>> start SUPPLIED ENTRIES
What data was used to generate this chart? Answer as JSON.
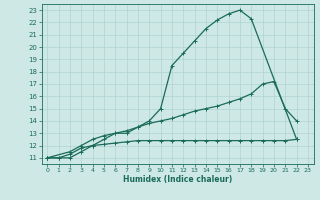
{
  "xlabel": "Humidex (Indice chaleur)",
  "bg_color": "#cde8e5",
  "line_color": "#1a6b5a",
  "grid_color": "#b0d4d0",
  "xlim": [
    -0.5,
    23.5
  ],
  "ylim": [
    10.5,
    23.5
  ],
  "xticks": [
    0,
    1,
    2,
    3,
    4,
    5,
    6,
    7,
    8,
    9,
    10,
    11,
    12,
    13,
    14,
    15,
    16,
    17,
    18,
    19,
    20,
    21,
    22,
    23
  ],
  "yticks": [
    11,
    12,
    13,
    14,
    15,
    16,
    17,
    18,
    19,
    20,
    21,
    22,
    23
  ],
  "series1_x": [
    0,
    1,
    2,
    3,
    4,
    5,
    6,
    7,
    8,
    9,
    10,
    11,
    12,
    13,
    14,
    15,
    16,
    17,
    18,
    22
  ],
  "series1_y": [
    11,
    11,
    11,
    11.5,
    12,
    12.5,
    13,
    13,
    13.5,
    14,
    15,
    18.5,
    19.5,
    20.5,
    21.5,
    22.2,
    22.7,
    23,
    22.3,
    12.5
  ],
  "series2_x": [
    0,
    2,
    3,
    4,
    5,
    6,
    7,
    8,
    9,
    10,
    11,
    12,
    13,
    14,
    15,
    16,
    17,
    18,
    19,
    20,
    21,
    22
  ],
  "series2_y": [
    11,
    11.5,
    12,
    12.5,
    12.8,
    13,
    13.2,
    13.5,
    13.8,
    14,
    14.2,
    14.5,
    14.8,
    15,
    15.2,
    15.5,
    15.8,
    16.2,
    17,
    17.2,
    15,
    14
  ],
  "series3_x": [
    0,
    1,
    2,
    3,
    4,
    5,
    6,
    7,
    8,
    9,
    10,
    11,
    12,
    13,
    14,
    15,
    16,
    17,
    18,
    19,
    20,
    21,
    22
  ],
  "series3_y": [
    11,
    11,
    11.3,
    11.8,
    12,
    12.1,
    12.2,
    12.3,
    12.4,
    12.4,
    12.4,
    12.4,
    12.4,
    12.4,
    12.4,
    12.4,
    12.4,
    12.4,
    12.4,
    12.4,
    12.4,
    12.4,
    12.5
  ]
}
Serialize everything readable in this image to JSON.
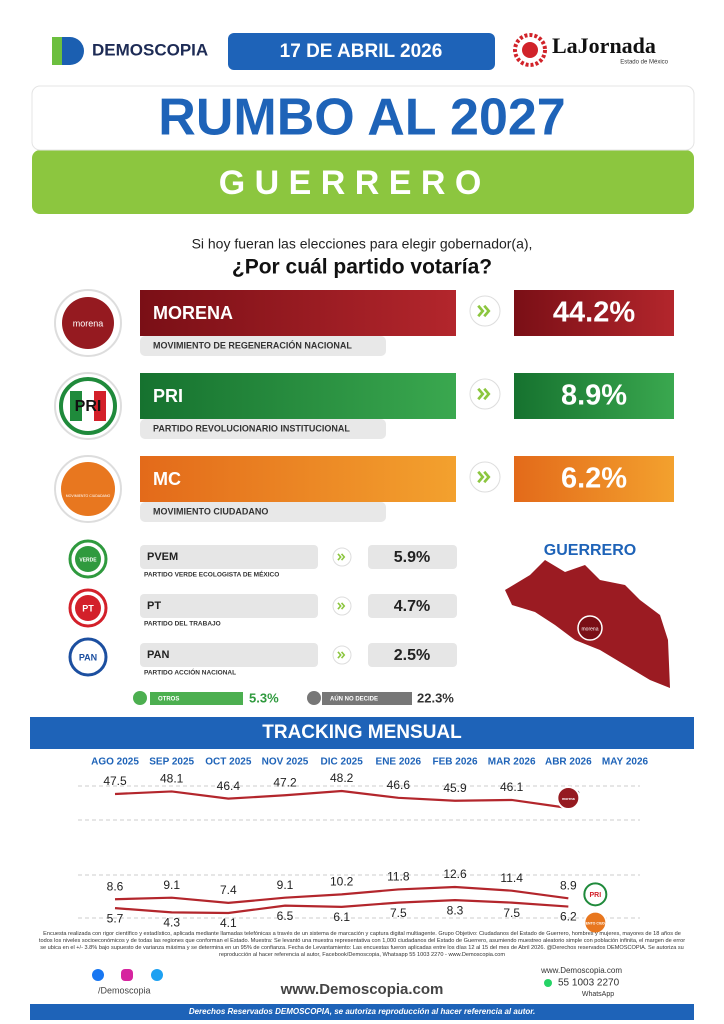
{
  "header": {
    "logo": "DEMOSCOPIA",
    "date": "17 DE ABRIL 2026",
    "partner": "LaJornada",
    "partner_sub": "Estado de México"
  },
  "title": "RUMBO AL 2027",
  "state": "G U E R R E R O",
  "question": {
    "line1": "Si hoy fueran las elecciones para elegir gobernador(a),",
    "line2": "¿Por cuál partido votaría?"
  },
  "main_parties": [
    {
      "logo": "morena",
      "name": "MORENA",
      "full_name": "MOVIMIENTO DE REGENERACIÓN NACIONAL",
      "result": "44.2%",
      "color": "#951a20"
    },
    {
      "logo": "PRI",
      "name": "PRI",
      "full_name": "PARTIDO REVOLUCIONARIO INSTITUCIONAL",
      "result": "8.9%",
      "color": "#1f8a3b"
    },
    {
      "logo": "MOVIMIENTO CIUDADANO",
      "name": "MC",
      "full_name": "MOVIMIENTO CIUDADANO",
      "result": "6.2%",
      "color": "#e8771f"
    }
  ],
  "other_parties": [
    {
      "logo": "VERDE",
      "name": "PVEM",
      "full_name": "PARTIDO VERDE ECOLOGISTA DE MÉXICO",
      "result": "5.9%",
      "color": "#2f9a3e"
    },
    {
      "logo": "PT",
      "name": "PT",
      "full_name": "PARTIDO DEL TRABAJO",
      "result": "4.7%",
      "color": "#d3202a"
    },
    {
      "logo": "PAN",
      "name": "PAN",
      "full_name": "PARTIDO ACCIÓN NACIONAL",
      "result": "2.5%",
      "color": "#1c4fa0"
    }
  ],
  "others": {
    "label": "OTROS",
    "result": "5.3%"
  },
  "undecided": {
    "label": "AÚN NO DECIDE",
    "result": "22.3%"
  },
  "map": {
    "label": "GUERRERO",
    "winner": "morena"
  },
  "tracking": {
    "title": "TRACKING MENSUAL",
    "months": [
      "AGO 2025",
      "SEP 2025",
      "OCT 2025",
      "NOV 2025",
      "DIC 2025",
      "ENE 2026",
      "FEB 2026",
      "MAR 2026",
      "ABR 2026",
      "MAY 2026"
    ],
    "series": [
      {
        "color": "#b3262c",
        "values": [
          47.5,
          48.1,
          46.4,
          47.2,
          48.2,
          46.6,
          45.9,
          46.1,
          44.2,
          null
        ]
      },
      {
        "color": "#b3262c",
        "values": [
          8.6,
          9.1,
          7.4,
          9.1,
          10.2,
          11.8,
          12.6,
          11.4,
          8.9,
          null
        ]
      },
      {
        "color": "#b3262c",
        "values": [
          5.7,
          4.3,
          4.1,
          6.5,
          6.1,
          7.5,
          8.3,
          7.5,
          6.2,
          null
        ]
      }
    ]
  },
  "footer": {
    "methodology": "Encuesta realizada con rigor científico y estadístico, aplicada mediante llamadas telefónicas a través de un sistema de marcación y captura digital multiagente. Grupo Objetivo: Ciudadanos del Estado de Guerrero, hombres y mujeres, mayores de 18 años de todos los niveles socioeconómicos y de todas las regiones que conforman el Estado. Muestra: Se levantó una muestra representativa con 1,000 ciudadanos del Estado de Guerrero, asumiendo muestreo aleatorio simple con población infinita, el margen de error se ubica en el +/- 3.8% bajo supuesto de varianza máxima y se determina en un 95% de confianza. Fecha de Levantamiento: Las encuestas fueron aplicadas entre los días 12 al 15 del mes de Abril 2026. @Derechos reservados DEMOSCOPIA. Se autoriza su reproducción al hacer referencia al autor, Facebook/Demoscopia, Whatsapp 55 1003 2270 - www.Demoscopia.com",
    "handle": "/Demoscopia",
    "website": "www.Demoscopia.com",
    "contact_web": "www.Demoscopia.com",
    "phone": "55 1003 2270",
    "phone_label": "WhatsApp",
    "rights": "Derechos Reservados DEMOSCOPIA, se autoriza reproducción al hacer referencia al autor."
  }
}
>> end SUPPLIED ENTRIES
TO DO
Print out the lines exactly, skipping any picture.

RESPONSE
What data was used to generate this chart? Answer as JSON.
{
  "xlabel": "Humidex (Indice chaleur)",
  "bg_color": "#cde8e5",
  "line_color": "#1a6b5a",
  "grid_color": "#b0d4d0",
  "xlim": [
    -0.5,
    23.5
  ],
  "ylim": [
    10.5,
    23.5
  ],
  "xticks": [
    0,
    1,
    2,
    3,
    4,
    5,
    6,
    7,
    8,
    9,
    10,
    11,
    12,
    13,
    14,
    15,
    16,
    17,
    18,
    19,
    20,
    21,
    22,
    23
  ],
  "yticks": [
    11,
    12,
    13,
    14,
    15,
    16,
    17,
    18,
    19,
    20,
    21,
    22,
    23
  ],
  "series1_x": [
    0,
    1,
    2,
    3,
    4,
    5,
    6,
    7,
    8,
    9,
    10,
    11,
    12,
    13,
    14,
    15,
    16,
    17,
    18,
    22
  ],
  "series1_y": [
    11,
    11,
    11,
    11.5,
    12,
    12.5,
    13,
    13,
    13.5,
    14,
    15,
    18.5,
    19.5,
    20.5,
    21.5,
    22.2,
    22.7,
    23,
    22.3,
    12.5
  ],
  "series2_x": [
    0,
    2,
    3,
    4,
    5,
    6,
    7,
    8,
    9,
    10,
    11,
    12,
    13,
    14,
    15,
    16,
    17,
    18,
    19,
    20,
    21,
    22
  ],
  "series2_y": [
    11,
    11.5,
    12,
    12.5,
    12.8,
    13,
    13.2,
    13.5,
    13.8,
    14,
    14.2,
    14.5,
    14.8,
    15,
    15.2,
    15.5,
    15.8,
    16.2,
    17,
    17.2,
    15,
    14
  ],
  "series3_x": [
    0,
    1,
    2,
    3,
    4,
    5,
    6,
    7,
    8,
    9,
    10,
    11,
    12,
    13,
    14,
    15,
    16,
    17,
    18,
    19,
    20,
    21,
    22
  ],
  "series3_y": [
    11,
    11,
    11.3,
    11.8,
    12,
    12.1,
    12.2,
    12.3,
    12.4,
    12.4,
    12.4,
    12.4,
    12.4,
    12.4,
    12.4,
    12.4,
    12.4,
    12.4,
    12.4,
    12.4,
    12.4,
    12.4,
    12.5
  ]
}
Serialize everything readable in this image to JSON.
{
  "header": {
    "logo": "DEMOSCOPIA",
    "date": "17 DE ABRIL 2026",
    "partner": "LaJornada",
    "partner_sub": "Estado de México"
  },
  "title": "RUMBO AL 2027",
  "state": "G U E R R E R O",
  "question": {
    "line1": "Si hoy fueran las elecciones para elegir gobernador(a),",
    "line2": "¿Por cuál partido votaría?"
  },
  "main_parties": [
    {
      "logo": "morena",
      "name": "MORENA",
      "full_name": "MOVIMIENTO DE REGENERACIÓN NACIONAL",
      "result": "44.2%",
      "color": "#951a20"
    },
    {
      "logo": "PRI",
      "name": "PRI",
      "full_name": "PARTIDO REVOLUCIONARIO INSTITUCIONAL",
      "result": "8.9%",
      "color": "#1f8a3b"
    },
    {
      "logo": "MOVIMIENTO CIUDADANO",
      "name": "MC",
      "full_name": "MOVIMIENTO CIUDADANO",
      "result": "6.2%",
      "color": "#e8771f"
    }
  ],
  "other_parties": [
    {
      "logo": "VERDE",
      "name": "PVEM",
      "full_name": "PARTIDO VERDE ECOLOGISTA DE MÉXICO",
      "result": "5.9%",
      "color": "#2f9a3e"
    },
    {
      "logo": "PT",
      "name": "PT",
      "full_name": "PARTIDO DEL TRABAJO",
      "result": "4.7%",
      "color": "#d3202a"
    },
    {
      "logo": "PAN",
      "name": "PAN",
      "full_name": "PARTIDO ACCIÓN NACIONAL",
      "result": "2.5%",
      "color": "#1c4fa0"
    }
  ],
  "others": {
    "label": "OTROS",
    "result": "5.3%"
  },
  "undecided": {
    "label": "AÚN NO DECIDE",
    "result": "22.3%"
  },
  "map": {
    "label": "GUERRERO",
    "winner": "morena"
  },
  "tracking": {
    "title": "TRACKING MENSUAL",
    "months": [
      "AGO 2025",
      "SEP 2025",
      "OCT 2025",
      "NOV 2025",
      "DIC 2025",
      "ENE 2026",
      "FEB 2026",
      "MAR 2026",
      "ABR 2026",
      "MAY 2026"
    ],
    "series": [
      {
        "color": "#b3262c",
        "values": [
          47.5,
          48.1,
          46.4,
          47.2,
          48.2,
          46.6,
          45.9,
          46.1,
          44.2,
          null
        ]
      },
      {
        "color": "#b3262c",
        "values": [
          8.6,
          9.1,
          7.4,
          9.1,
          10.2,
          11.8,
          12.6,
          11.4,
          8.9,
          null
        ]
      },
      {
        "color": "#b3262c",
        "values": [
          5.7,
          4.3,
          4.1,
          6.5,
          6.1,
          7.5,
          8.3,
          7.5,
          6.2,
          null
        ]
      }
    ]
  },
  "footer": {
    "methodology": "Encuesta realizada con rigor científico y estadístico, aplicada mediante llamadas telefónicas a través de un sistema de marcación y captura digital multiagente. Grupo Objetivo: Ciudadanos del Estado de Guerrero, hombres y mujeres, mayores de 18 años de todos los niveles socioeconómicos y de todas las regiones que conforman el Estado. Muestra: Se levantó una muestra representativa con 1,000 ciudadanos del Estado de Guerrero, asumiendo muestreo aleatorio simple con población infinita, el margen de error se ubica en el +/- 3.8% bajo supuesto de varianza máxima y se determina en un 95% de confianza. Fecha de Levantamiento: Las encuestas fueron aplicadas entre los días 12 al 15 del mes de Abril 2026. @Derechos reservados DEMOSCOPIA. Se autoriza su reproducción al hacer referencia al autor, Facebook/Demoscopia, Whatsapp 55 1003 2270 - www.Demoscopia.com",
    "handle": "/Demoscopia",
    "website": "www.Demoscopia.com",
    "contact_web": "www.Demoscopia.com",
    "phone": "55 1003 2270",
    "phone_label": "WhatsApp",
    "rights": "Derechos Reservados DEMOSCOPIA, se autoriza reproducción al hacer referencia al autor."
  }
}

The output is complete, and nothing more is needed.